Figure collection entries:
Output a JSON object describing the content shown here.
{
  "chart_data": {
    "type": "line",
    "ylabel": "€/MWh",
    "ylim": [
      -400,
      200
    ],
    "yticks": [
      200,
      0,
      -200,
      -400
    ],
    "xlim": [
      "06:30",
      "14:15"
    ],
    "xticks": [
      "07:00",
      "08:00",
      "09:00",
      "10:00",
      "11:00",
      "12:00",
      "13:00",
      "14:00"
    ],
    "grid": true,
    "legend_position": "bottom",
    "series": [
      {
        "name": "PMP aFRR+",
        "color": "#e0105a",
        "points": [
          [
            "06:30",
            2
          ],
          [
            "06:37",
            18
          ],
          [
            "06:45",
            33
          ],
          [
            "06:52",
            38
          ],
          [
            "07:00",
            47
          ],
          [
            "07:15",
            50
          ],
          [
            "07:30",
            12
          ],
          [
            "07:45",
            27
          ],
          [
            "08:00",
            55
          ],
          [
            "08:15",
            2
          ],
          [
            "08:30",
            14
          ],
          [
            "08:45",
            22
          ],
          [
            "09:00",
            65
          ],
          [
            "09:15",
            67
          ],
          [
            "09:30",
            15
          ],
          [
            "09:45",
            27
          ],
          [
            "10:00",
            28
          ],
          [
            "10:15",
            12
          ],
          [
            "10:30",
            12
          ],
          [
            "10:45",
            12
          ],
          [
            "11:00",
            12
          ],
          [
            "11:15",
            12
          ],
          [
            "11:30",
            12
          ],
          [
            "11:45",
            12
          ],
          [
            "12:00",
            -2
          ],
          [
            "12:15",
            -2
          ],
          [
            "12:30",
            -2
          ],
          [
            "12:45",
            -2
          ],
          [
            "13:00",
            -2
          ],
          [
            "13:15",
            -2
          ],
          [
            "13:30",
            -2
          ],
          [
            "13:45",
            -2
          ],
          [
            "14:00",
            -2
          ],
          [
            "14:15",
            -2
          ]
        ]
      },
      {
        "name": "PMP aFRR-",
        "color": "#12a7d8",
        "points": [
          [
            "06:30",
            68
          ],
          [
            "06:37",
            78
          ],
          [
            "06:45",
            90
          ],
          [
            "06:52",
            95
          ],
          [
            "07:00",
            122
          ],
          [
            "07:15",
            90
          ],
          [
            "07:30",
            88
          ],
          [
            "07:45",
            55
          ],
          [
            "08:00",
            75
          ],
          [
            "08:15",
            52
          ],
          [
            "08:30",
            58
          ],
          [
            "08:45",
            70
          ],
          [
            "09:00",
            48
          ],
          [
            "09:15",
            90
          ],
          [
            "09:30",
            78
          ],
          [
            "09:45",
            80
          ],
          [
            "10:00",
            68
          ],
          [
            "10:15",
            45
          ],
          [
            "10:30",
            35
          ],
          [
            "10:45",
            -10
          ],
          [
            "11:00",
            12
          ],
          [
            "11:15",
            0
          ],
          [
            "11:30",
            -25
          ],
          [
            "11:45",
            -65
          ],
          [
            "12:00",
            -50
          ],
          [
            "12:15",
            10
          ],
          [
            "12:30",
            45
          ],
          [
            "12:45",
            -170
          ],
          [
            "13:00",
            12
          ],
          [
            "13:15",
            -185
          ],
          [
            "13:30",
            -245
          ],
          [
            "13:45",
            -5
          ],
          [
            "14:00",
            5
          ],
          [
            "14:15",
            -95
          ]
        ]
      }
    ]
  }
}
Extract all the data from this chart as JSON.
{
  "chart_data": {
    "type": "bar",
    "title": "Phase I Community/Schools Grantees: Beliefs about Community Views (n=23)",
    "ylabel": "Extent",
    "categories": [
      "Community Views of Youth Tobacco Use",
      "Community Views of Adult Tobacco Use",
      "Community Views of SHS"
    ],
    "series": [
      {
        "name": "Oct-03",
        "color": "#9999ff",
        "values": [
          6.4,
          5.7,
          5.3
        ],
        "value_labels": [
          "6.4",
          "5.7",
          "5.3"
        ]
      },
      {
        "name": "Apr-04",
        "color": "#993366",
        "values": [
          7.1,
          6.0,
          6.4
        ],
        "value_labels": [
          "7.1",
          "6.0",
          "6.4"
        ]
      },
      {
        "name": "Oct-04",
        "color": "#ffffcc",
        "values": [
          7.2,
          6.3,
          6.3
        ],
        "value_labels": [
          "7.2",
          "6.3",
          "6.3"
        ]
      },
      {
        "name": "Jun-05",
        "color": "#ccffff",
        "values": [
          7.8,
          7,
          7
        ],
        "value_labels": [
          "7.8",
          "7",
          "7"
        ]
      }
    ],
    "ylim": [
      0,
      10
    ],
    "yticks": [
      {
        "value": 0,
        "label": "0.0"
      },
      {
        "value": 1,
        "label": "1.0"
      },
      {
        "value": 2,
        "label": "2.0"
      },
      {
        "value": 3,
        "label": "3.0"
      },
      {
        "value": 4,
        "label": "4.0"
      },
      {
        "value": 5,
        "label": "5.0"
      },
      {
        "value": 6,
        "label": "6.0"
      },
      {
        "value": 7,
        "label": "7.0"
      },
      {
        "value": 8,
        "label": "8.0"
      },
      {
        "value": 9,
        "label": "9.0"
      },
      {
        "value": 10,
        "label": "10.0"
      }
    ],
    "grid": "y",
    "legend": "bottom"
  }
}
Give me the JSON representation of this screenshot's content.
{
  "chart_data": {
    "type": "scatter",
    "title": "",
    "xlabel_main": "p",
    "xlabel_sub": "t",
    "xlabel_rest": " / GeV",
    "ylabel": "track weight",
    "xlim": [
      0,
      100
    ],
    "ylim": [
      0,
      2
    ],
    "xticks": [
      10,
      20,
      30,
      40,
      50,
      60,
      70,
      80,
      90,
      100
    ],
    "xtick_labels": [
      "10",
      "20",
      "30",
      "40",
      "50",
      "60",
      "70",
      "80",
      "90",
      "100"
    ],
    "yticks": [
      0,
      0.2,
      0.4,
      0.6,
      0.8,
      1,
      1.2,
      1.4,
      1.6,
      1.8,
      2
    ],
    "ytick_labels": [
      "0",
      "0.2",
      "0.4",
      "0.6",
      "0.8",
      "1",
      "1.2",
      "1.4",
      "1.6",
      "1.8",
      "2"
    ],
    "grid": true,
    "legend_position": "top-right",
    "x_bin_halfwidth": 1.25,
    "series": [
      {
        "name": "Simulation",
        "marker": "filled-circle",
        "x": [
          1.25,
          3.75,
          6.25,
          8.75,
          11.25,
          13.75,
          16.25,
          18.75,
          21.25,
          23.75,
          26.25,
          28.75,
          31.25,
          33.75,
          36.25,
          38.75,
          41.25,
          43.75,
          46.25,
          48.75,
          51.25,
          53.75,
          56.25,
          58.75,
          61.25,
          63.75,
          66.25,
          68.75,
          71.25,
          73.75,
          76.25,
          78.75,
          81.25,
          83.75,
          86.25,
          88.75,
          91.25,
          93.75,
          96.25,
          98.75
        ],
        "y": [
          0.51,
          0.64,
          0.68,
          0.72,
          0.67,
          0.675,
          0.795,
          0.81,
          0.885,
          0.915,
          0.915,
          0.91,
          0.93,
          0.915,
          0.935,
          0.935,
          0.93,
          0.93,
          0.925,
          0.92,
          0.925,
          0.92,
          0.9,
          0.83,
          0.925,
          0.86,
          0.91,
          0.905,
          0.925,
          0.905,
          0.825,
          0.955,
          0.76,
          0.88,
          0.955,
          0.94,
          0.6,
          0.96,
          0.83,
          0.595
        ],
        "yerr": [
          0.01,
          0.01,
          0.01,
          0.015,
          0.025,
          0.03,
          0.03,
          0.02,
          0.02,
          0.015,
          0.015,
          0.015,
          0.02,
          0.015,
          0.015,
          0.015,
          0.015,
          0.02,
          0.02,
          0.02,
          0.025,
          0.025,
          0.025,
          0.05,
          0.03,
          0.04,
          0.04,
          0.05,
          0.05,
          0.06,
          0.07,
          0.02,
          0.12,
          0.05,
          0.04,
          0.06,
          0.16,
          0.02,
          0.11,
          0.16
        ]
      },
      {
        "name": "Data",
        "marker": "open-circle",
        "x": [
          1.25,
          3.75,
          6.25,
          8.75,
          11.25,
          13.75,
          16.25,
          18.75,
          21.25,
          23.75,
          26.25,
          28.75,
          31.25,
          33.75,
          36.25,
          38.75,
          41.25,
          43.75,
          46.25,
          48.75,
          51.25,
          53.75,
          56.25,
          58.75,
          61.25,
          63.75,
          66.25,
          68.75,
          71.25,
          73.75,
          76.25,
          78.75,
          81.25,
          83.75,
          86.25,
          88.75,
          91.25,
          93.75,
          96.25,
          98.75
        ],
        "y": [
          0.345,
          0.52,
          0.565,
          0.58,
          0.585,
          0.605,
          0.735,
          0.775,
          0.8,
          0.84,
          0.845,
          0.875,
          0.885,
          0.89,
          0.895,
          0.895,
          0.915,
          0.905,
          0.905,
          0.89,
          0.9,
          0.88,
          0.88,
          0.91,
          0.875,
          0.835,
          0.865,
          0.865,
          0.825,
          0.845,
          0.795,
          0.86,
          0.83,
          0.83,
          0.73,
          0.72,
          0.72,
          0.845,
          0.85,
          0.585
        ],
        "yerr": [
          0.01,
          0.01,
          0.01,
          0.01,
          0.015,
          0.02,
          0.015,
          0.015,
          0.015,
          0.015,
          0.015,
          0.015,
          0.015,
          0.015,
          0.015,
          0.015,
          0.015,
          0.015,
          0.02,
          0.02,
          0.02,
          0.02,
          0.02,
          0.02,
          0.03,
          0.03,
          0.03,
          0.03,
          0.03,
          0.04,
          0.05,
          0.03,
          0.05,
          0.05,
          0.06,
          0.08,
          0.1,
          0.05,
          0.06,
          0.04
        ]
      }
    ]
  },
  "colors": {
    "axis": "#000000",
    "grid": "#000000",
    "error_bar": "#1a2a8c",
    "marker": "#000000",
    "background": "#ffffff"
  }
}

Exercise goal: Filter the entries above down to the lines containing the word "content".

Solved exercise:
Output a JSON object describing the content shown here.
Give me the JSON representation of this screenshot's content.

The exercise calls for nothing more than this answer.